*** Supplied material
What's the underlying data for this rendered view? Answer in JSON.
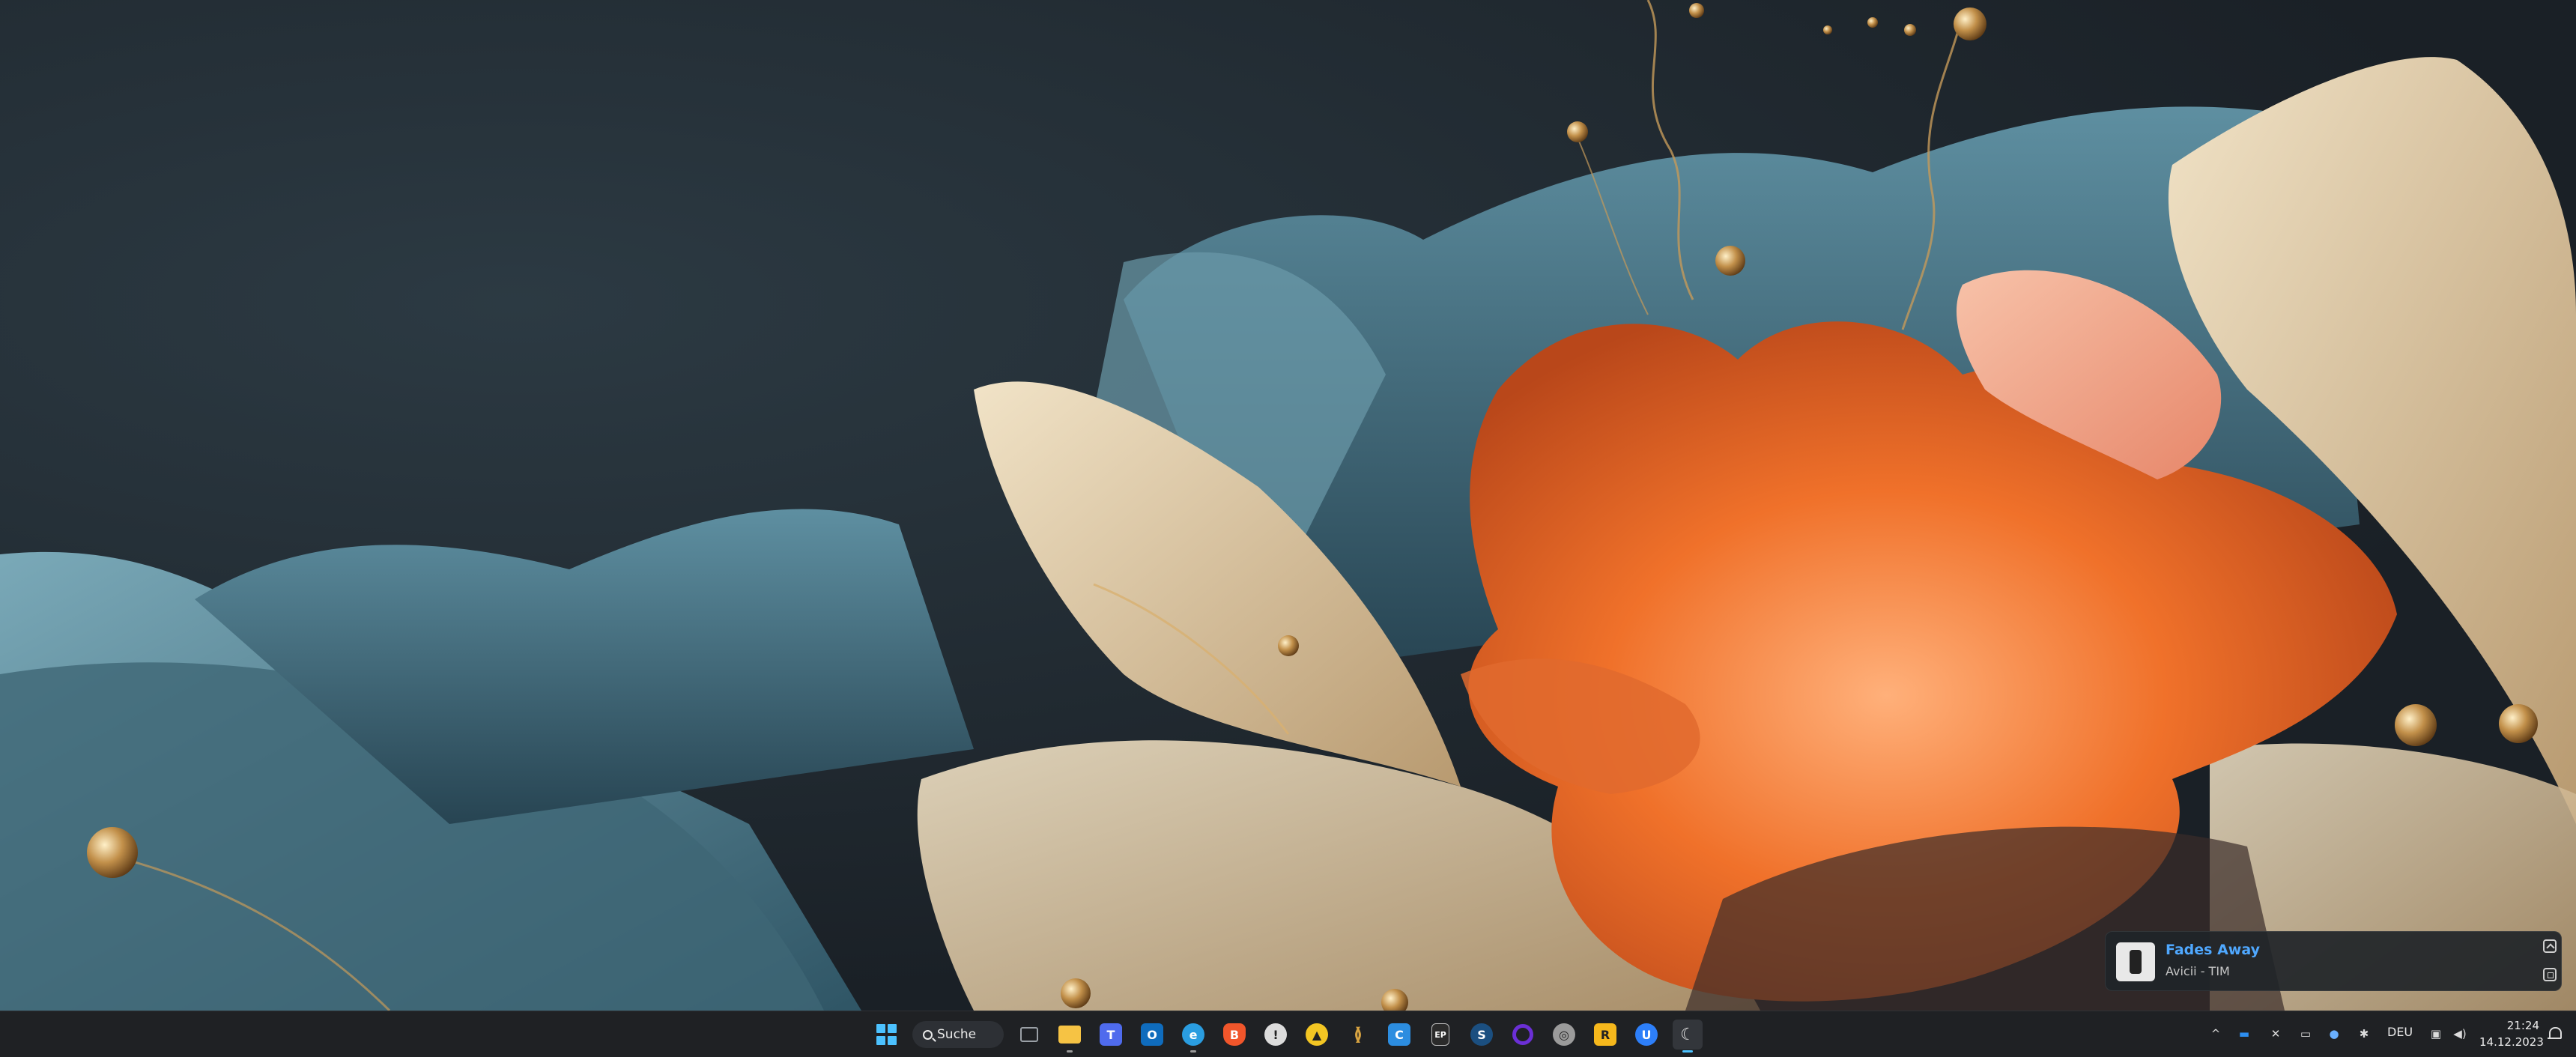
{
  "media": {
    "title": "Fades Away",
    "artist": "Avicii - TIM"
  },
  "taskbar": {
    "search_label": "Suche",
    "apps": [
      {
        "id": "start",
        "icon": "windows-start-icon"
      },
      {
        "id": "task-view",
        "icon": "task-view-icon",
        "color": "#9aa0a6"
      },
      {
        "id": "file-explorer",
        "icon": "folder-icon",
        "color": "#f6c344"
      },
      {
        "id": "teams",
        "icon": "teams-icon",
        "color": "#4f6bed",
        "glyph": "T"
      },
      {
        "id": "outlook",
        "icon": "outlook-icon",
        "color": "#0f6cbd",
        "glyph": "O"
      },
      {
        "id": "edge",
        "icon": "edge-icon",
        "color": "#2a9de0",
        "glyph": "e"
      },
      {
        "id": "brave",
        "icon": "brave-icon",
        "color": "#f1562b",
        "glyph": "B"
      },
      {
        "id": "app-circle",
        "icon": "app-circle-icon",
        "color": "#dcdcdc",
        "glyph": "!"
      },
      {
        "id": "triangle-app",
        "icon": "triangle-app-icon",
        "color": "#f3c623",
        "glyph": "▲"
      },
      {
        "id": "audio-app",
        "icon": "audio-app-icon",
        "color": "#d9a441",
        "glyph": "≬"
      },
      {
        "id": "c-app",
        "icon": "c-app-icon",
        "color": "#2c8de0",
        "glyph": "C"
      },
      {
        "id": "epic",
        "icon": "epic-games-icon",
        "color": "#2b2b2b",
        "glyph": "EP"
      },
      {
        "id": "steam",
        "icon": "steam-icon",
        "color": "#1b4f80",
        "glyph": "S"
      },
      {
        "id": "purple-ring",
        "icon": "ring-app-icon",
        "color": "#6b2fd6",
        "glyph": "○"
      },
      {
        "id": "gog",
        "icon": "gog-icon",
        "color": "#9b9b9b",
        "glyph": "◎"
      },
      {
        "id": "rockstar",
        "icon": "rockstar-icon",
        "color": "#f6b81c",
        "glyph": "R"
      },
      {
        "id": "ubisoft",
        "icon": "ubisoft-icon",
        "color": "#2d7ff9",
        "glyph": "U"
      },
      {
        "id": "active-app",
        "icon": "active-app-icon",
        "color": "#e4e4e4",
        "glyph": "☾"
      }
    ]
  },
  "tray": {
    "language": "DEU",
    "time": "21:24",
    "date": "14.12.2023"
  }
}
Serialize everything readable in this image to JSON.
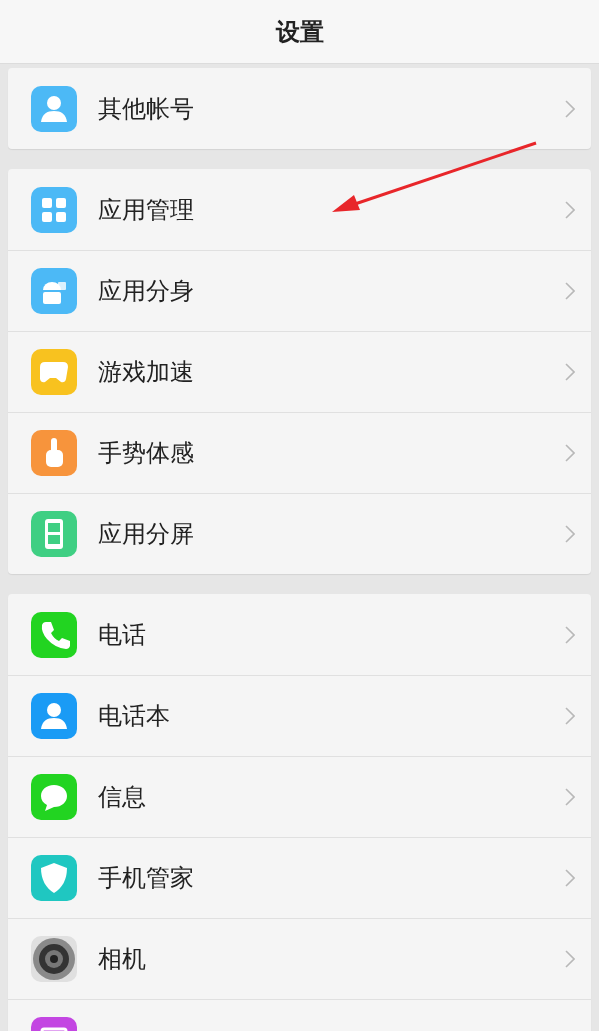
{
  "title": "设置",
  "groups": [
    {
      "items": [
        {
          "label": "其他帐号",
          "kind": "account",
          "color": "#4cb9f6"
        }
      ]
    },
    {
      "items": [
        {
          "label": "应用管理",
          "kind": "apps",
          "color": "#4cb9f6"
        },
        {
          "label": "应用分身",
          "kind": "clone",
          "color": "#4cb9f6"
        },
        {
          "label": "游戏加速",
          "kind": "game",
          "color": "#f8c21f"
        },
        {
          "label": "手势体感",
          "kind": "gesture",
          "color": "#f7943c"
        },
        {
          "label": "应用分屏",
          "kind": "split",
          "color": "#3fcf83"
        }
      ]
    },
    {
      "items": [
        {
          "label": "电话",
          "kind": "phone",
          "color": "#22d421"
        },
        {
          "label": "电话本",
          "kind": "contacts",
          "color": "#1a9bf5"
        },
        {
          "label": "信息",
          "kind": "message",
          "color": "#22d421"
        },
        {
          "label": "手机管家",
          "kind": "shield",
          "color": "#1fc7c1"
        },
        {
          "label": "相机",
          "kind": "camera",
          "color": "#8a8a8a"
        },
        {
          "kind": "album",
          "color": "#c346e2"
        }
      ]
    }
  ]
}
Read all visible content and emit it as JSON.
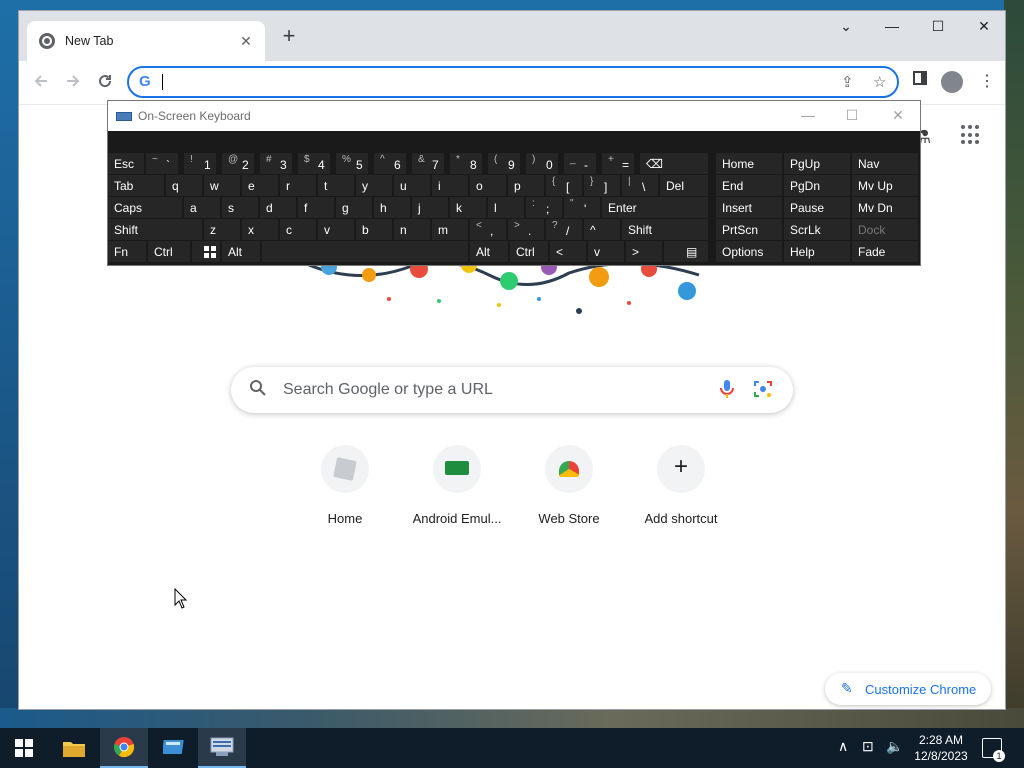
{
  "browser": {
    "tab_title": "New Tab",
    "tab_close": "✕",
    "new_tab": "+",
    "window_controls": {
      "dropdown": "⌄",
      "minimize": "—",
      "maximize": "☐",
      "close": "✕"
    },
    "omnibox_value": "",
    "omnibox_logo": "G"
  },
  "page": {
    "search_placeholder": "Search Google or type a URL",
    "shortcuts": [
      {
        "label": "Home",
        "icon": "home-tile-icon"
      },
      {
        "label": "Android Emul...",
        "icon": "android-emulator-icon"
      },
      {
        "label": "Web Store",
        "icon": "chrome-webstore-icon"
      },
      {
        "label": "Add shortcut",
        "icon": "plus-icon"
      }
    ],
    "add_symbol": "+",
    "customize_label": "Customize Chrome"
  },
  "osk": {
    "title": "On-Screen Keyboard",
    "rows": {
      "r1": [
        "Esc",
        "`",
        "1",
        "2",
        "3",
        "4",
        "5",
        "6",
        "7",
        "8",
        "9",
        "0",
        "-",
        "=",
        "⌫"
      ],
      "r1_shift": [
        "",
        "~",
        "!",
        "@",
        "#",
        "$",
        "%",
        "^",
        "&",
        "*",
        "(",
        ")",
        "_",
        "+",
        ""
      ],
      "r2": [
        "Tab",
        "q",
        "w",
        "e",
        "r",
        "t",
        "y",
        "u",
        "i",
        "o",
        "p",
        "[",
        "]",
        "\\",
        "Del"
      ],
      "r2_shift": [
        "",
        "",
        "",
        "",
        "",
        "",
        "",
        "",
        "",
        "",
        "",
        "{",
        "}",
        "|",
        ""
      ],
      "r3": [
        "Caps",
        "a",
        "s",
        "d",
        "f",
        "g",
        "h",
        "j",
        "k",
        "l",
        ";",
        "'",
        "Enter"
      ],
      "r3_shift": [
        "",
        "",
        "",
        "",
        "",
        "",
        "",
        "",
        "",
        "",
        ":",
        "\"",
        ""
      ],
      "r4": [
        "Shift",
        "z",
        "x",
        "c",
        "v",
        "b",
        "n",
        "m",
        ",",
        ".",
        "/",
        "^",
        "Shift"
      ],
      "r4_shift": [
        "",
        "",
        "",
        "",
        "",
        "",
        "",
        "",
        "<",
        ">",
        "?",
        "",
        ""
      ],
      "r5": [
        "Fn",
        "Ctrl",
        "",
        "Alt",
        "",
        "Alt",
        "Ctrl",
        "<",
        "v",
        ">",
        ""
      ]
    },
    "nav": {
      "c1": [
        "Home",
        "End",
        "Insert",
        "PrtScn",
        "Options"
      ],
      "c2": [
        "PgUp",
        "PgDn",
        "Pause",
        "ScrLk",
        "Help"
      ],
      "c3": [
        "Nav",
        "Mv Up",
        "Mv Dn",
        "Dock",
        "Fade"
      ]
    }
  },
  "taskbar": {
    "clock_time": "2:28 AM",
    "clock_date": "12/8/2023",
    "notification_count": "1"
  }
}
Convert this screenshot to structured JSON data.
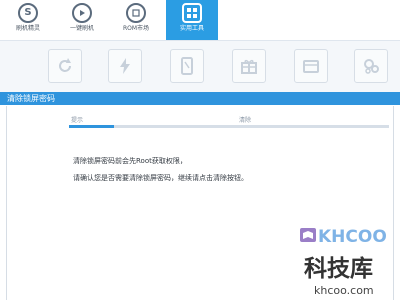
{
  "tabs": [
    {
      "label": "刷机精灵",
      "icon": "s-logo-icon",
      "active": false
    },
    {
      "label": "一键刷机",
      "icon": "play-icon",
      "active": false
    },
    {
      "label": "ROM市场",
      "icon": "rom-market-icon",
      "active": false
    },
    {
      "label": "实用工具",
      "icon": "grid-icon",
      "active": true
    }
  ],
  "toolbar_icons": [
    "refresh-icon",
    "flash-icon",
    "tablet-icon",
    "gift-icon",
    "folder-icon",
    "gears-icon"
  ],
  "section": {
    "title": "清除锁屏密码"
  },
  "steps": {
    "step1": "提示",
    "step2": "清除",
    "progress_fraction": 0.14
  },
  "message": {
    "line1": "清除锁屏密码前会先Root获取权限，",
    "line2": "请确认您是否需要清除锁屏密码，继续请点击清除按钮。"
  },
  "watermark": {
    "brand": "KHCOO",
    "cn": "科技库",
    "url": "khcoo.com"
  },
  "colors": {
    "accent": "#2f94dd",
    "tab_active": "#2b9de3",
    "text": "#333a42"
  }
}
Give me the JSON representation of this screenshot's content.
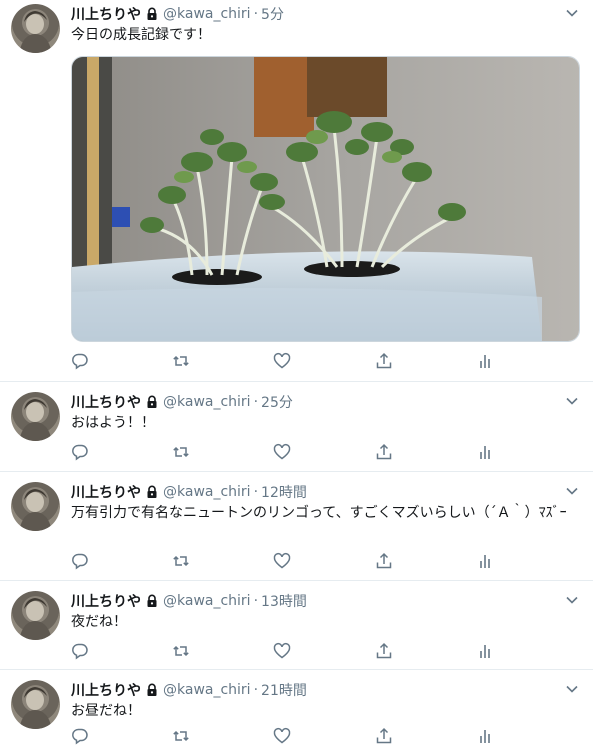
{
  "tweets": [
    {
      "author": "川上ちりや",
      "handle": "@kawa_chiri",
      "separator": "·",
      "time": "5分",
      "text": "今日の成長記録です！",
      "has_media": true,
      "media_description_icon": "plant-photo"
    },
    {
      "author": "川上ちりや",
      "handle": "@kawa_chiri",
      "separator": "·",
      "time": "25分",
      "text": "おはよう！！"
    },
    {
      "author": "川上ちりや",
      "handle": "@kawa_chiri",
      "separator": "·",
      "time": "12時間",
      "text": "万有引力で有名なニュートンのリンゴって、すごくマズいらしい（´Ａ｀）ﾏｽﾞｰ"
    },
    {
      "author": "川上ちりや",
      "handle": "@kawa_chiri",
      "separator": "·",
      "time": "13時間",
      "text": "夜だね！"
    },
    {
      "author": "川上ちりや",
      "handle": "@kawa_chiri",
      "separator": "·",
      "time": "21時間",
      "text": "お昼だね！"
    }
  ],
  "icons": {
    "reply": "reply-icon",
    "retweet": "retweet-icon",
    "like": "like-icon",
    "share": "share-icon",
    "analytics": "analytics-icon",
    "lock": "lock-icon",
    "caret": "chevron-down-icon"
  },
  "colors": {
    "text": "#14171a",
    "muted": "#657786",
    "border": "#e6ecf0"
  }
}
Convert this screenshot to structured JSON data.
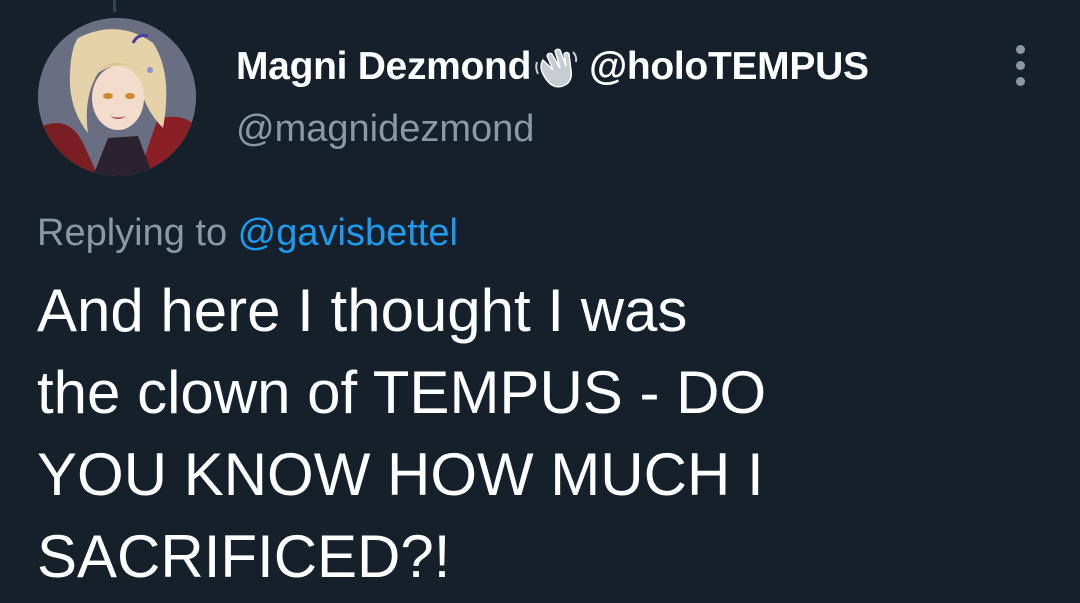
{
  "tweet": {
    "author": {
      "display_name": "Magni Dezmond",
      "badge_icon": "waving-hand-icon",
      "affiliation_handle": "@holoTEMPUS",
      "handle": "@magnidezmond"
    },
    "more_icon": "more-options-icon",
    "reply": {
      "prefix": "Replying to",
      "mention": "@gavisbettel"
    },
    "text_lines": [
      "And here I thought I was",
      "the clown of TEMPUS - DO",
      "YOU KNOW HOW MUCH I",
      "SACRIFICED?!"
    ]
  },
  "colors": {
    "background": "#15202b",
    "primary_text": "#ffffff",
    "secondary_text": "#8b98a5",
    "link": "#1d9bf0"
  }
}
******
▶ **Objective**:
From the line containing "Give me the" down to the final line of the listing above, write out only those lines exactly as they are, minus the pictures.

▶ **Task result**:
Give me the JSON representation of this screenshot's content.
{
  "tweets": [
    {
      "author": "川上ちりや",
      "handle": "@kawa_chiri",
      "separator": "·",
      "time": "5分",
      "text": "今日の成長記録です！",
      "has_media": true,
      "media_description_icon": "plant-photo"
    },
    {
      "author": "川上ちりや",
      "handle": "@kawa_chiri",
      "separator": "·",
      "time": "25分",
      "text": "おはよう！！"
    },
    {
      "author": "川上ちりや",
      "handle": "@kawa_chiri",
      "separator": "·",
      "time": "12時間",
      "text": "万有引力で有名なニュートンのリンゴって、すごくマズいらしい（´Ａ｀）ﾏｽﾞｰ"
    },
    {
      "author": "川上ちりや",
      "handle": "@kawa_chiri",
      "separator": "·",
      "time": "13時間",
      "text": "夜だね！"
    },
    {
      "author": "川上ちりや",
      "handle": "@kawa_chiri",
      "separator": "·",
      "time": "21時間",
      "text": "お昼だね！"
    }
  ],
  "icons": {
    "reply": "reply-icon",
    "retweet": "retweet-icon",
    "like": "like-icon",
    "share": "share-icon",
    "analytics": "analytics-icon",
    "lock": "lock-icon",
    "caret": "chevron-down-icon"
  },
  "colors": {
    "text": "#14171a",
    "muted": "#657786",
    "border": "#e6ecf0"
  }
}
Convert this screenshot to structured JSON data.
{
  "tweet": {
    "author": {
      "display_name": "Magni Dezmond",
      "badge_icon": "waving-hand-icon",
      "affiliation_handle": "@holoTEMPUS",
      "handle": "@magnidezmond"
    },
    "more_icon": "more-options-icon",
    "reply": {
      "prefix": "Replying to",
      "mention": "@gavisbettel"
    },
    "text_lines": [
      "And here I thought I was",
      "the clown of TEMPUS - DO",
      "YOU KNOW HOW MUCH I",
      "SACRIFICED?!"
    ]
  },
  "colors": {
    "background": "#15202b",
    "primary_text": "#ffffff",
    "secondary_text": "#8b98a5",
    "link": "#1d9bf0"
  }
}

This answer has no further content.